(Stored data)
• • • •
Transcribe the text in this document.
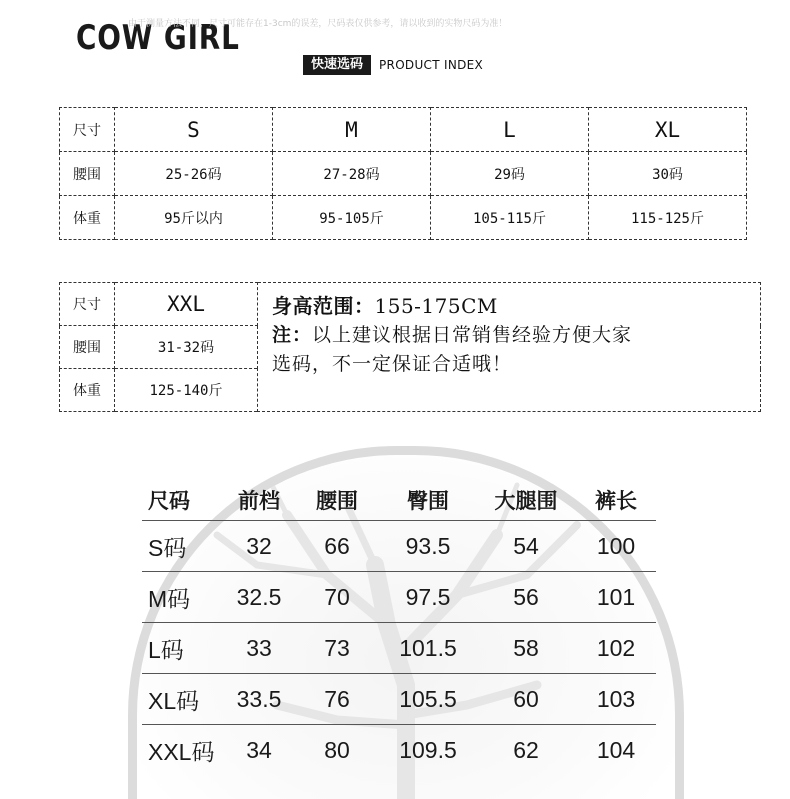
COW GIRL
由于测量方法不同，尺寸可能存在1-3cm的误差，尺码表仅供参考，请以收到的实物尺码为准！
快速选码	PRODUCT INDEX
尺寸	S	M	L	XL
腰围	25-26码	27-28码	29码	30码
体重	95斤以内	95-105斤	105-115斤	115-125斤
尺寸	XXL	身高范围：155-175CM
注：以上建议根据日常销售经验方便大家
选码，不一定保证合适哦！

腰围	31-32码	
体重	125-140斤	
尺码	前档	腰围	臀围	大腿围	裤长
S码	32	66	93.5	54	100
M码	32.5	70	97.5	56	101
L码	33	73	101.5	58	102
XL码	33.5	76	105.5	60	103
XXL码	34	80	109.5	62	104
• • • •
Restate the listing above word for word, and skip the pictures.

- ANSWER FOR THE TASK
Transcribe the text in this document.
COW GIRL
由于测量方法不同，尺寸可能存在1-3cm的误差，尺码表仅供参考，请以收到的实物尺码为准！
快速选码	PRODUCT INDEX
尺寸	S	M	L	XL
腰围	25-26码	27-28码	29码	30码
体重	95斤以内	95-105斤	105-115斤	115-125斤
尺寸	XXL	身高范围：155-175CM
注：以上建议根据日常销售经验方便大家
选码，不一定保证合适哦！

腰围	31-32码	
体重	125-140斤	
尺码	前档	腰围	臀围	大腿围	裤长
S码	32	66	93.5	54	100
M码	32.5	70	97.5	56	101
L码	33	73	101.5	58	102
XL码	33.5	76	105.5	60	103
XXL码	34	80	109.5	62	104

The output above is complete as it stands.